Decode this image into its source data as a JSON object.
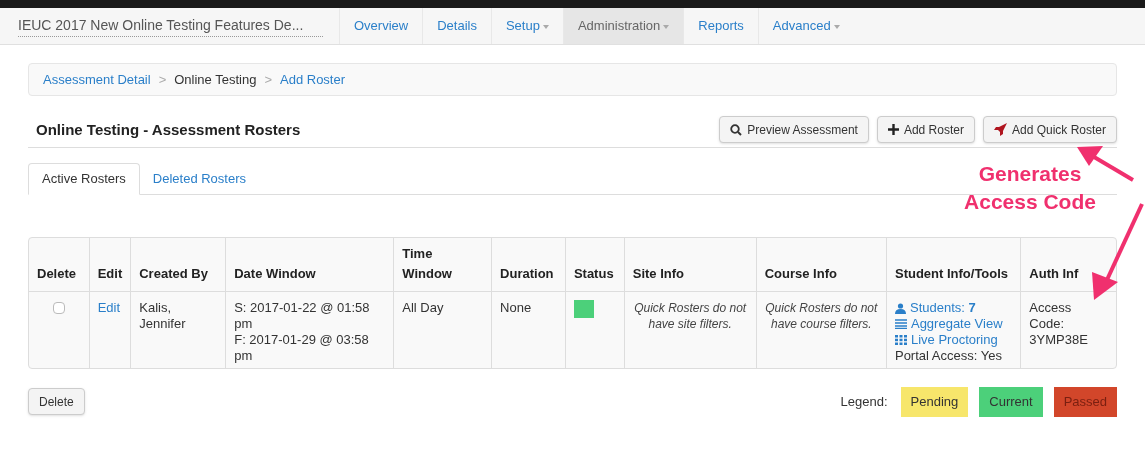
{
  "nav": {
    "title": "IEUC 2017 New Online Testing Features De...",
    "items": [
      {
        "label": "Overview",
        "dropdown": false,
        "selected": false
      },
      {
        "label": "Details",
        "dropdown": false,
        "selected": false
      },
      {
        "label": "Setup",
        "dropdown": true,
        "selected": false
      },
      {
        "label": "Administration",
        "dropdown": true,
        "selected": true
      },
      {
        "label": "Reports",
        "dropdown": false,
        "selected": false
      },
      {
        "label": "Advanced",
        "dropdown": true,
        "selected": false
      }
    ]
  },
  "breadcrumb": [
    {
      "label": "Assessment Detail",
      "link": true
    },
    {
      "separator": ">",
      "label": "Online Testing",
      "link": false
    },
    {
      "separator": ">",
      "label": "Add Roster",
      "link": true
    }
  ],
  "page_title": "Online Testing - Assessment Rosters",
  "actions": [
    {
      "label": "Preview Assessment",
      "kind": "search"
    },
    {
      "label": "Add Roster",
      "kind": "plus"
    },
    {
      "label": "Add Quick Roster",
      "kind": "rocket"
    }
  ],
  "tabs": [
    {
      "label": "Active Rosters",
      "selected": true
    },
    {
      "label": "Deleted Rosters",
      "selected": false
    }
  ],
  "table": {
    "columns": [
      "Delete",
      "Edit",
      "Created By",
      "Date Window",
      "Time Window",
      "Duration",
      "Status",
      "Site Info",
      "Course Info",
      "Student Info/Tools",
      "Auth Inf"
    ],
    "rows": [
      {
        "checked": false,
        "edit": "Edit",
        "created_by": "Kalis, Jennifer",
        "date_window": [
          "S: 2017-01-22 @ 01:58 pm",
          "F: 2017-01-29 @ 03:58 pm"
        ],
        "time_window": "All Day",
        "duration": "None",
        "status": {
          "color": "#4cd07a"
        },
        "site_info": "Quick Rosters do not have site filters.",
        "course_info": "Quick Rosters do not have course filters.",
        "tools": [
          {
            "kind": "user",
            "label": "Students: **7**"
          },
          {
            "kind": "list",
            "label": "Aggregate View"
          },
          {
            "kind": "grid",
            "label": "Live Proctoring"
          }
        ],
        "portal_access": "Portal Access: Yes",
        "auth_info": "Access Code: 3YMP38E"
      }
    ]
  },
  "delete_button": "Delete",
  "legend": {
    "label": "Legend:",
    "items": [
      {
        "label": "Pending",
        "color": "#f7e66b"
      },
      {
        "label": "Current",
        "color": "#4cd07a"
      },
      {
        "label": "Passed",
        "color": "#d2462a"
      }
    ]
  },
  "annotation": "Generates Access Code"
}
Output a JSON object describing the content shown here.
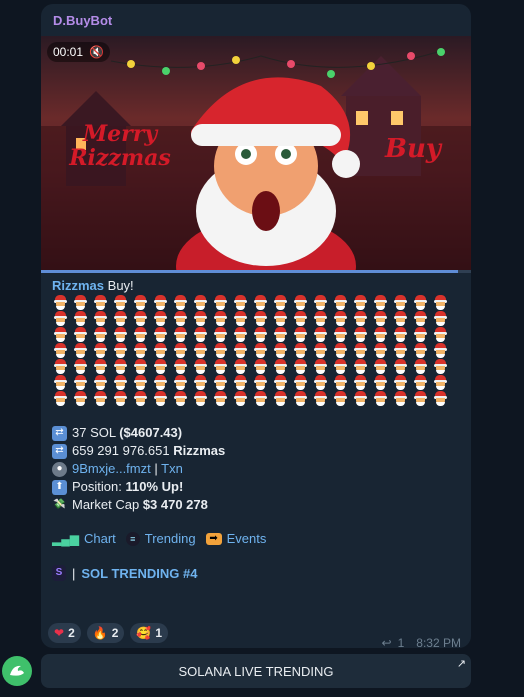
{
  "message": {
    "sender": "D.BuyBot",
    "video": {
      "time": "00:01",
      "progress": 0.97,
      "banner_left": "Merry Rizzmas",
      "banner_right": "Buy"
    },
    "headline": {
      "token": "Rizzmas",
      "text": " Buy!"
    },
    "emoji_count": 140,
    "stats": {
      "sol_amount": "37 SOL ",
      "sol_usd": "($4607.43)",
      "token_amount": "659 291 976.651 ",
      "token_name": "Rizzmas",
      "wallet": "9Bmxje...fmzt",
      "separator": " | ",
      "txn": "Txn",
      "position_label": "Position: ",
      "position_value": "110% Up!",
      "mcap_label": "Market Cap ",
      "mcap_value": "$3 470 278"
    },
    "links": [
      "Chart",
      "Trending",
      "Events"
    ],
    "trending": {
      "separator": " | ",
      "label": "SOL TRENDING #4"
    },
    "reactions": [
      {
        "icon": "heart-icon",
        "count": "2"
      },
      {
        "icon": "fire-icon",
        "count": "2"
      },
      {
        "icon": "heart-eyes-face-icon",
        "count": "1"
      }
    ],
    "replies": "1",
    "time": "8:32 PM"
  },
  "bottom_button": {
    "label": "SOLANA LIVE TRENDING"
  },
  "colors": {
    "background": "#0e1621",
    "bubble": "#182533",
    "link": "#6fb3ef",
    "sender": "#b48ce8"
  }
}
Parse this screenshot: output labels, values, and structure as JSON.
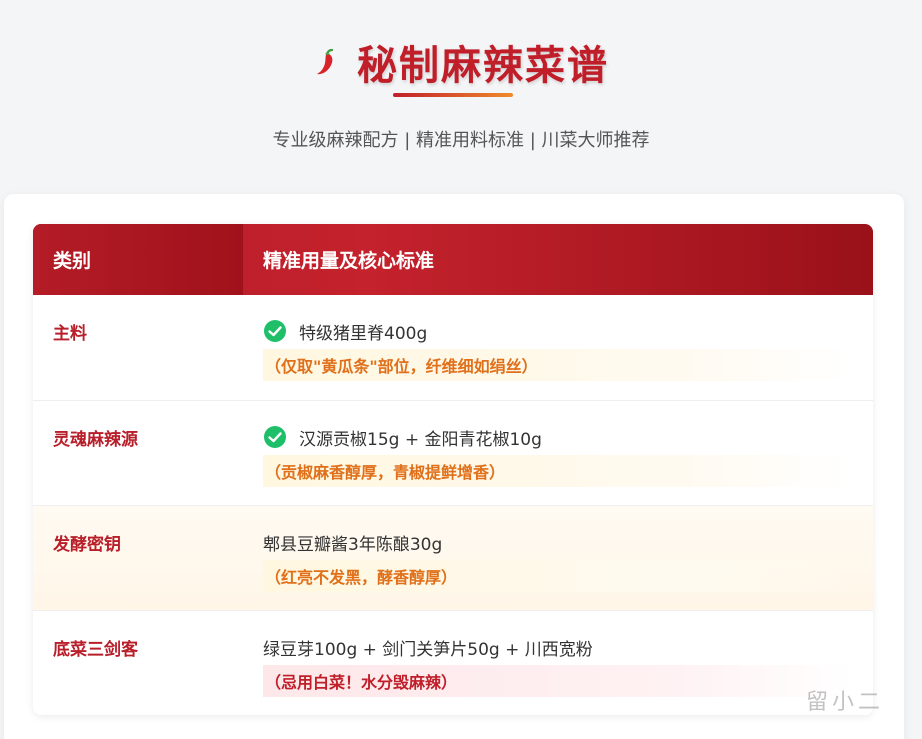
{
  "header": {
    "title": "秘制麻辣菜谱",
    "title_icon": "chili-pepper-icon",
    "subtitle": "专业级麻辣配方 | 精准用料标准 | 川菜大师推荐"
  },
  "table": {
    "columns": [
      "类别",
      "精准用量及核心标准"
    ],
    "rows": [
      {
        "category": "主料",
        "content": "特级猪里脊400g",
        "note": "（仅取\"黄瓜条\"部位，纤维细如绢丝）",
        "check": true
      },
      {
        "category": "灵魂麻辣源",
        "content": "汉源贡椒15g + 金阳青花椒10g",
        "note": "（贡椒麻香醇厚，青椒提鲜增香）",
        "check": true
      },
      {
        "category": "发酵密钥",
        "content": "郫县豆瓣酱3年陈酿30g",
        "note": "（红亮不发黑，酵香醇厚）",
        "check": false
      },
      {
        "category": "底菜三剑客",
        "content": "绿豆芽100g + 剑门关笋片50g + 川西宽粉",
        "note": "（忌用白菜！水分毁麻辣）",
        "check": false
      }
    ]
  },
  "colors": {
    "accent": "#c01f2a",
    "note_orange": "#e0701a",
    "check_green": "#1fbf6a"
  },
  "watermark": "留小二"
}
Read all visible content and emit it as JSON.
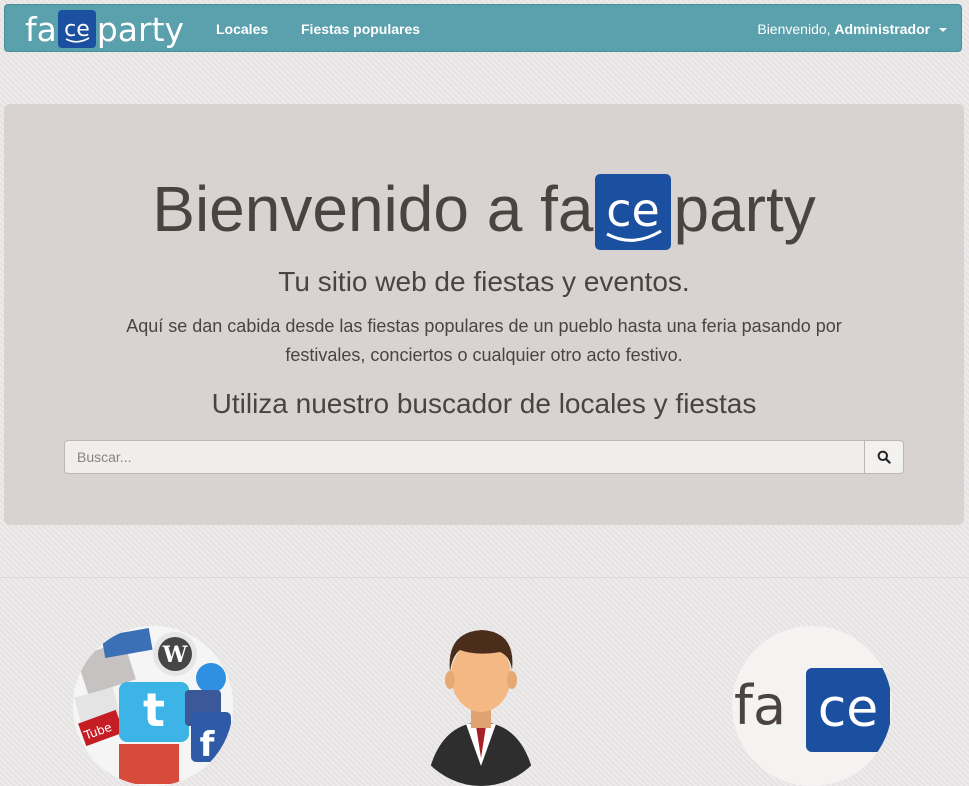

※

- _Exercise_
Reproduce the material in its entirety and word for word, without the pictures.

- _Finished task_
Decode this image into its source data as a JSON object.
{
  "nav": {
    "title": "IEUC 2017 New Online Testing Features De...",
    "items": [
      {
        "label": "Overview",
        "dropdown": false,
        "selected": false
      },
      {
        "label": "Details",
        "dropdown": false,
        "selected": false
      },
      {
        "label": "Setup",
        "dropdown": true,
        "selected": false
      },
      {
        "label": "Administration",
        "dropdown": true,
        "selected": true
      },
      {
        "label": "Reports",
        "dropdown": false,
        "selected": false
      },
      {
        "label": "Advanced",
        "dropdown": true,
        "selected": false
      }
    ]
  },
  "breadcrumb": [
    {
      "label": "Assessment Detail",
      "link": true
    },
    {
      "separator": ">",
      "label": "Online Testing",
      "link": false
    },
    {
      "separator": ">",
      "label": "Add Roster",
      "link": true
    }
  ],
  "page_title": "Online Testing - Assessment Rosters",
  "actions": [
    {
      "label": "Preview Assessment",
      "kind": "search"
    },
    {
      "label": "Add Roster",
      "kind": "plus"
    },
    {
      "label": "Add Quick Roster",
      "kind": "rocket"
    }
  ],
  "tabs": [
    {
      "label": "Active Rosters",
      "selected": true
    },
    {
      "label": "Deleted Rosters",
      "selected": false
    }
  ],
  "table": {
    "columns": [
      "Delete",
      "Edit",
      "Created By",
      "Date Window",
      "Time Window",
      "Duration",
      "Status",
      "Site Info",
      "Course Info",
      "Student Info/Tools",
      "Auth Inf"
    ],
    "rows": [
      {
        "checked": false,
        "edit": "Edit",
        "created_by": "Kalis, Jennifer",
        "date_window": [
          "S: 2017-01-22 @ 01:58 pm",
          "F: 2017-01-29 @ 03:58 pm"
        ],
        "time_window": "All Day",
        "duration": "None",
        "status": {
          "color": "#4cd07a"
        },
        "site_info": "Quick Rosters do not have site filters.",
        "course_info": "Quick Rosters do not have course filters.",
        "tools": [
          {
            "kind": "user",
            "label": "Students: **7**"
          },
          {
            "kind": "list",
            "label": "Aggregate View"
          },
          {
            "kind": "grid",
            "label": "Live Proctoring"
          }
        ],
        "portal_access": "Portal Access: Yes",
        "auth_info": "Access Code: 3YMP38E"
      }
    ]
  },
  "delete_button": "Delete",
  "legend": {
    "label": "Legend:",
    "items": [
      {
        "label": "Pending",
        "color": "#f7e66b"
      },
      {
        "label": "Current",
        "color": "#4cd07a"
      },
      {
        "label": "Passed",
        "color": "#d2462a"
      }
    ]
  },
  "annotation": "Generates Access Code"
}
Output a JSON object describing the content shown here.
{
  "message": {
    "sender": "D.BuyBot",
    "video": {
      "time": "00:01",
      "progress": 0.97,
      "banner_left": "Merry Rizzmas",
      "banner_right": "Buy"
    },
    "headline": {
      "token": "Rizzmas",
      "text": " Buy!"
    },
    "emoji_count": 140,
    "stats": {
      "sol_amount": "37 SOL ",
      "sol_usd": "($4607.43)",
      "token_amount": "659 291 976.651 ",
      "token_name": "Rizzmas",
      "wallet": "9Bmxje...fmzt",
      "separator": " | ",
      "txn": "Txn",
      "position_label": "Position: ",
      "position_value": "110% Up!",
      "mcap_label": "Market Cap ",
      "mcap_value": "$3 470 278"
    },
    "links": [
      "Chart",
      "Trending",
      "Events"
    ],
    "trending": {
      "separator": " | ",
      "label": "SOL TRENDING #4"
    },
    "reactions": [
      {
        "icon": "heart-icon",
        "count": "2"
      },
      {
        "icon": "fire-icon",
        "count": "2"
      },
      {
        "icon": "heart-eyes-face-icon",
        "count": "1"
      }
    ],
    "replies": "1",
    "time": "8:32 PM"
  },
  "bottom_button": {
    "label": "SOLANA LIVE TRENDING"
  },
  "colors": {
    "background": "#0e1621",
    "bubble": "#182533",
    "link": "#6fb3ef",
    "sender": "#b48ce8"
  }
}
Parse this screenshot: output labels, values, and structure as JSON.
{
  "header": {
    "title": "秘制麻辣菜谱",
    "title_icon": "chili-pepper-icon",
    "subtitle": "专业级麻辣配方 | 精准用料标准 | 川菜大师推荐"
  },
  "table": {
    "columns": [
      "类别",
      "精准用量及核心标准"
    ],
    "rows": [
      {
        "category": "主料",
        "content": "特级猪里脊400g",
        "note": "（仅取\"黄瓜条\"部位，纤维细如绢丝）",
        "check": true
      },
      {
        "category": "灵魂麻辣源",
        "content": "汉源贡椒15g + 金阳青花椒10g",
        "note": "（贡椒麻香醇厚，青椒提鲜增香）",
        "check": true
      },
      {
        "category": "发酵密钥",
        "content": "郫县豆瓣酱3年陈酿30g",
        "note": "（红亮不发黑，酵香醇厚）",
        "check": false
      },
      {
        "category": "底菜三剑客",
        "content": "绿豆芽100g + 剑门关笋片50g + 川西宽粉",
        "note": "（忌用白菜！水分毁麻辣）",
        "check": false
      }
    ]
  },
  "colors": {
    "accent": "#c01f2a",
    "note_orange": "#e0701a",
    "check_green": "#1fbf6a"
  },
  "watermark": "留小二"
}
Read all visible content and emit it as JSON.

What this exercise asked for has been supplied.